··· Lesetext ···
Villa rustica (Inzigkofen)
Die Villa rustica ist ein ehemaliger römischer Gutshof östlich von Inzigkofen, einer Gemeinde im Landkreis Sigmaringen in Baden-Württemberg.
Lage
Der römische Gutshof befand sich etwa 200 Meter nordöstlich des heutigen Inzigkofer Friedhofs, rechts der Verbindungsstraße von Inzigkofen zum Sigmaringer Ortsteil Laiz. Das Bodendenkmal liegt im intensiv landwirtschaftlich genutzten Flurstück „Krummäcker“, einem Höhenrücken, der nach Norden und Osten sanft abfällt und im Süden von der Straße Laiz-Inzigkofen begrenzt wird. Die Bebauung der Ortschaft Laiz ist bis zur unteren Hangkante an das Bodendenkmal herangewachsen. Eine bewachsene Böschung und ein Feldweg bilden die Trennlinie.
Das Landgut lag in der Antike in der römischen Provinz Raetia (Rätien), in einer günstigen, terrassenartigen Position mit fruchtbarem Land. Wenig südlich des Gutshofs verlief die so genannte Donausüdstraße Sigmaringen-Tuttlingen, eine Römerstraße.[1]
In Laiz befand sich eine Furt unterhalb des heutigen Kraftwerks Laiz, wo bei der Donauregulierung 1975 Reste einer Holzbrücke gefunden wurden.[2]
Forschungsgeschichte
Der Gutshof wurde erstmals 1848 durch den hohenzollerischen Archivar Eduard Schwarzmann (1815–1869) ergraben. Eine fundierte archäologische Ausgrabung erfolgte im Jahr 1970 durch das Landesdenkmalamt Tübingen unter der Leitung von Hartmann Reim. Die damalige Grabungskampagne orientierte sich am Verlauf der Römerstraße, man erhoffte, in deren Fortsetzung eine Hofmauer zu finden, um das Untersuchungsareal eingrenzen zu können. Hofmauern bei freistehenden Villae rusticae sind keine Seltenheit, sondern regelhaft anzunehmen. Fehlt wie hier eine Hofummauerung, wurden meist nur die zentralen Bereiche der Gutsanlage mit dem Hauptgebäude und eventuell Nebengebäude untersucht. Weitere Beispiele für dieses Vorgehen sind die Gutshöfe von Laiz, Flur „Berg“, Lkr. Sigmaringen[3] oder Treuchtlingen-Weinbergshof[4]. Erst Ende des Grabungssommers förderten Archäologen Reste der steinernen Grundmauern eines Haupt- und Nebengebäudes zu Tage. Der Befund zeigt einen römischen Gutshof, der von der Mitte des 2. bis zum Anfang des 3. Jahrhunderts n. Chr. bestanden hat und vermutlich um die Zeit der ersten Alamannenvorstöße um 233 n. Chr. sein Ende gefunden haben wird.
··· Auszüge aus Datensätzen ···
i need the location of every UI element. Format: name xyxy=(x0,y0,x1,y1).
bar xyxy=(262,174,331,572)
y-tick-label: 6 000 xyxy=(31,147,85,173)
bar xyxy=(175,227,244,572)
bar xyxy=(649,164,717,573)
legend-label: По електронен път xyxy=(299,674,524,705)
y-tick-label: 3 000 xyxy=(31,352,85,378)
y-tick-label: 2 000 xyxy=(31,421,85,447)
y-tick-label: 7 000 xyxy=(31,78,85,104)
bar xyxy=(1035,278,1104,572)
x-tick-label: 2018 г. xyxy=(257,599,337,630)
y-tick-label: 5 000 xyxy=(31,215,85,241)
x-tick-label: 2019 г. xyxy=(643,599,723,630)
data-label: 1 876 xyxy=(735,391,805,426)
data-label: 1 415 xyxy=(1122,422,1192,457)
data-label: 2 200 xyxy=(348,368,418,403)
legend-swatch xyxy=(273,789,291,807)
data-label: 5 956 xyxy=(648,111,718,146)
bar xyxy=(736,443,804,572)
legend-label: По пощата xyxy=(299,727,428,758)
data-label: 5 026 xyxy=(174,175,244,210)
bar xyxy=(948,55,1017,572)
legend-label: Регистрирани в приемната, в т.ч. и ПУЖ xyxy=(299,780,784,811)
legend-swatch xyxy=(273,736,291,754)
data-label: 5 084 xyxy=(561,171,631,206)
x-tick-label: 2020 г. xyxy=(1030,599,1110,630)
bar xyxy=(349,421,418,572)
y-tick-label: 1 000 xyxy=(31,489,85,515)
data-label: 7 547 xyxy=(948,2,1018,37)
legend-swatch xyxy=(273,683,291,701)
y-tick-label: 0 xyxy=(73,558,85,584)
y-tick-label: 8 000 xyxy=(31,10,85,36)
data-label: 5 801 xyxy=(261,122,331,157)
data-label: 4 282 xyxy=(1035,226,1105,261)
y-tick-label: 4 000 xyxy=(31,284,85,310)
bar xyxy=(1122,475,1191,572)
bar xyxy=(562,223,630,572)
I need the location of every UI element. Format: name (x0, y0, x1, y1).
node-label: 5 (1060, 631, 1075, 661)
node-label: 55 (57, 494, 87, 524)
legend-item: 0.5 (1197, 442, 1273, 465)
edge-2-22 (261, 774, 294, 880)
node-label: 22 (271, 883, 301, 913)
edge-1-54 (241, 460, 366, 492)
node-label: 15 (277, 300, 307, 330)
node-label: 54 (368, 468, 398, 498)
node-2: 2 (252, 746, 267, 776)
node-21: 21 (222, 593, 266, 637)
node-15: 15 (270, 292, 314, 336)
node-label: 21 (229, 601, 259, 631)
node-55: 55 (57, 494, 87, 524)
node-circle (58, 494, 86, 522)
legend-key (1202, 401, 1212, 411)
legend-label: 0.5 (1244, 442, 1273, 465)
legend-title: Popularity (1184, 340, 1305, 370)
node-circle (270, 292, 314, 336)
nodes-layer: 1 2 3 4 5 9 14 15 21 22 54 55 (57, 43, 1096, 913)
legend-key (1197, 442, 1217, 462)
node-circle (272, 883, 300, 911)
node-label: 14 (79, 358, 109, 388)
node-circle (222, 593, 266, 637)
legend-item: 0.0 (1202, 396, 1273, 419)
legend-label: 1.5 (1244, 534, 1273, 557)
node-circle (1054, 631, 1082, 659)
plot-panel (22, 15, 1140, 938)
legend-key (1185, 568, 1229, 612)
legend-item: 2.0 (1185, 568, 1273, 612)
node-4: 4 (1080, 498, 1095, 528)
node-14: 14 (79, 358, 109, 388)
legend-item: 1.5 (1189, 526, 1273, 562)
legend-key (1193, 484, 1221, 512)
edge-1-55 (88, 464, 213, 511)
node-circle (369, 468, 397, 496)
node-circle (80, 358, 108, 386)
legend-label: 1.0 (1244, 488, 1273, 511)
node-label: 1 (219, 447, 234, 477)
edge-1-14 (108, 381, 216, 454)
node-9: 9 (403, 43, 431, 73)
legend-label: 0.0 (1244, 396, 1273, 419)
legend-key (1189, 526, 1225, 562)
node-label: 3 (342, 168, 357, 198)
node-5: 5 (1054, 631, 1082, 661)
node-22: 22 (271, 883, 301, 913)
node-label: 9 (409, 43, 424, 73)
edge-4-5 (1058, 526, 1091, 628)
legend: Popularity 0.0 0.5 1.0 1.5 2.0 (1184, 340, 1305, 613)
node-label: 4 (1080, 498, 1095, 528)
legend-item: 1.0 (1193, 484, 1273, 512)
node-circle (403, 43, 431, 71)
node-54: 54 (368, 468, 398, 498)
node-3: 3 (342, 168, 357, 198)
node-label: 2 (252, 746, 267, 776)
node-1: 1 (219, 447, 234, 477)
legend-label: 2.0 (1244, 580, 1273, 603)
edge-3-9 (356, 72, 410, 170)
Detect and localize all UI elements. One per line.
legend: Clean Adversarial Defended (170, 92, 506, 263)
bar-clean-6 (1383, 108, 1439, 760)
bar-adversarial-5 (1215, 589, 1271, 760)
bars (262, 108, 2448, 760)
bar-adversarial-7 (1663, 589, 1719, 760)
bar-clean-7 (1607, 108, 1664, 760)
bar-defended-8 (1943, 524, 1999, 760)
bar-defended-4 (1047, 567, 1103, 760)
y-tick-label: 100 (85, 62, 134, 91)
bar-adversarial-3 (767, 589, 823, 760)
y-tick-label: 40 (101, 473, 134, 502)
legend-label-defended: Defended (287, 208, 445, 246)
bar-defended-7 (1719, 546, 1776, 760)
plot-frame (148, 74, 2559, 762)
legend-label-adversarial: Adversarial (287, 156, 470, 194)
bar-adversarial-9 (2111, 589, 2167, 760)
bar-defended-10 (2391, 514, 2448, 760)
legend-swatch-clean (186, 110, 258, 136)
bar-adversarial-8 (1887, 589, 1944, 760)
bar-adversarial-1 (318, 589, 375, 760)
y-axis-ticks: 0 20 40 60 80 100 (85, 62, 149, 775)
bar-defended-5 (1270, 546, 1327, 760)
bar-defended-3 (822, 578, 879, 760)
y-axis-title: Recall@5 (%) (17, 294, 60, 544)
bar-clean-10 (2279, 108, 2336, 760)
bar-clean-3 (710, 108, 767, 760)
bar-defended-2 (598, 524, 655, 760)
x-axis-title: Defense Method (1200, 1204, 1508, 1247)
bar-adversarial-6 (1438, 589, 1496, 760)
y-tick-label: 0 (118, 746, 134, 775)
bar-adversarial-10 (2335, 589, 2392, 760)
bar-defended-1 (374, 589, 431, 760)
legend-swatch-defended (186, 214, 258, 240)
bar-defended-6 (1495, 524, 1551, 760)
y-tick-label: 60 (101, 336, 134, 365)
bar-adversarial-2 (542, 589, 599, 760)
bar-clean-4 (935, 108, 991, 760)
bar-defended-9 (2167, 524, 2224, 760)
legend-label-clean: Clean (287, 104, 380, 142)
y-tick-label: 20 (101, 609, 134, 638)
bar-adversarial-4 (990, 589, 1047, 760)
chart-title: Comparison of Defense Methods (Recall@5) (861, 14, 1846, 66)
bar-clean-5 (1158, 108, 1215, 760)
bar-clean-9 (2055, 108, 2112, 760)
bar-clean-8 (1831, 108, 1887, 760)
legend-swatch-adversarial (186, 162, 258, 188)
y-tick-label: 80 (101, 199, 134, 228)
···
* [Aufgabenstellung] Gib den Abschnitt des Textes über die Villa rustica, der mit den Worten „Villa rustica (Inzigkofen)“ beginnt und mit „bilden die Trennlinie.“ endet, noch einmal wieder. Tausche dabei „Feldweg“ gegen „Schotterweg“ aus. Die Datensätze sind eigenständiges Material und gehören nicht zum Lesetext.

* [Antwort]
Villa rustica (Inzigkofen)
Die Villa rustica ist ein ehemaliger römischer Gutshof östlich von Inzigkofen, einer Gemeinde im Landkreis Sigmaringen in Baden-Württemberg.
Lage
Der römische Gutshof befand sich etwa 200 Meter nordöstlich des heutigen Inzigkofer Friedhofs, rechts der Verbindungsstraße von Inzigkofen zum Sigmaringer Ortsteil Laiz. Das Bodendenkmal liegt im intensiv landwirtschaftlich genutzten Flurstück „Krummäcker“, einem Höhenrücken, der nach Norden und Osten sanft abfällt und im Süden von der Straße Laiz-Inzigkofen begrenzt wird. Die Bebauung der Ortschaft Laiz ist bis zur unteren Hangkante an das Bodendenkmal herangewachsen. Eine bewachsene Böschung und ein Schotterweg bilden die Trennlinie.